START Material supplied

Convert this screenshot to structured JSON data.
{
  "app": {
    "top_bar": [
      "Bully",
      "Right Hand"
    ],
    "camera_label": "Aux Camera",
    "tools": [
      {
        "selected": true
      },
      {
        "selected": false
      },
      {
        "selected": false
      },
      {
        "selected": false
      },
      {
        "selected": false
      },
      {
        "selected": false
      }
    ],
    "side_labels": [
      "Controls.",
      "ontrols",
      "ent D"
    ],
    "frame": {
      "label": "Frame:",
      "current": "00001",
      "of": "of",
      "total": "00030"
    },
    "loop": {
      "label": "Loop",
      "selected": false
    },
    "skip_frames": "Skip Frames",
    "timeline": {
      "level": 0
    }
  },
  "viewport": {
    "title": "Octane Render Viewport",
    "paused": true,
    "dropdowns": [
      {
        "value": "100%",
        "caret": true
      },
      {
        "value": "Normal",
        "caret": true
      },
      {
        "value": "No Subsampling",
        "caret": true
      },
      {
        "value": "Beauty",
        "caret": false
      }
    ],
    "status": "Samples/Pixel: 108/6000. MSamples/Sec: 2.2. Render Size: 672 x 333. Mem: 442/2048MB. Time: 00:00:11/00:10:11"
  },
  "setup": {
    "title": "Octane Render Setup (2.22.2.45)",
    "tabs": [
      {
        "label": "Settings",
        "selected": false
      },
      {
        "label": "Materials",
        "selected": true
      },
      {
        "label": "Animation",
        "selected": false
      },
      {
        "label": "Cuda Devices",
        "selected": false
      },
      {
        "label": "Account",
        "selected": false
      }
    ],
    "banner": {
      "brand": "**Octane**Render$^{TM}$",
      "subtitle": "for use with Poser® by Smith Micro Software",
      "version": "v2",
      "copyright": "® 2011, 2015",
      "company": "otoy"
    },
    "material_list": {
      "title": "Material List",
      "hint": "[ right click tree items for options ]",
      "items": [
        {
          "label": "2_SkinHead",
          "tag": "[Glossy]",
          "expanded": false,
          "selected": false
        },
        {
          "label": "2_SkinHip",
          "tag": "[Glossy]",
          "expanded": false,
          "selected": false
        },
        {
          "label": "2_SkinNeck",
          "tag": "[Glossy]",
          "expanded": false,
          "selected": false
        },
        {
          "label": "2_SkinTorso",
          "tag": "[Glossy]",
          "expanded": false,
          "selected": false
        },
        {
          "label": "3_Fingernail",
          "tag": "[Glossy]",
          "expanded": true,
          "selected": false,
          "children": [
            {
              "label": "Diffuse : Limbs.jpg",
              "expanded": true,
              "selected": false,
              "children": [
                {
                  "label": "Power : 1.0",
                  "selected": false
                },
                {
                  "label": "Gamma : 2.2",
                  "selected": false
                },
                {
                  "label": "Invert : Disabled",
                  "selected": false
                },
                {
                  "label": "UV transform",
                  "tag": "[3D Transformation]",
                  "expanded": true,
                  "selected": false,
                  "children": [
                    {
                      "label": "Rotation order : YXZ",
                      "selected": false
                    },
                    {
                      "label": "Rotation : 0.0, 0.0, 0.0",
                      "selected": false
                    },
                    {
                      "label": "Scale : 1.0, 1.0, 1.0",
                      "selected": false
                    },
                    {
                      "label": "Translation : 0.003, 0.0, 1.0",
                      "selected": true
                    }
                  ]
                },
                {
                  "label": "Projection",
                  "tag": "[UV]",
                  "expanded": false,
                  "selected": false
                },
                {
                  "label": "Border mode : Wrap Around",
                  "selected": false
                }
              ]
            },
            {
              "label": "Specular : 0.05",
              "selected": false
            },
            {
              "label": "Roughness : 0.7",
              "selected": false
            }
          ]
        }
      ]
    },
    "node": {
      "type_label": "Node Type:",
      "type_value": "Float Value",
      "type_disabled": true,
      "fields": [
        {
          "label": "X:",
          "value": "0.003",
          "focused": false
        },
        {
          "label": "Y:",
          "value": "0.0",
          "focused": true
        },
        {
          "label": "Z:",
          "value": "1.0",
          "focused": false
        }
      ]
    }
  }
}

END Material supplied

**Prompt**
Find the string "Octane" in the entries above and return each line that holds it.

**Response to the task**
    "title": "Octane Render Viewport",
    "title": "Octane Render Setup (2.22.2.45)",
      "brand": "**Octane**Render$^{TM}$",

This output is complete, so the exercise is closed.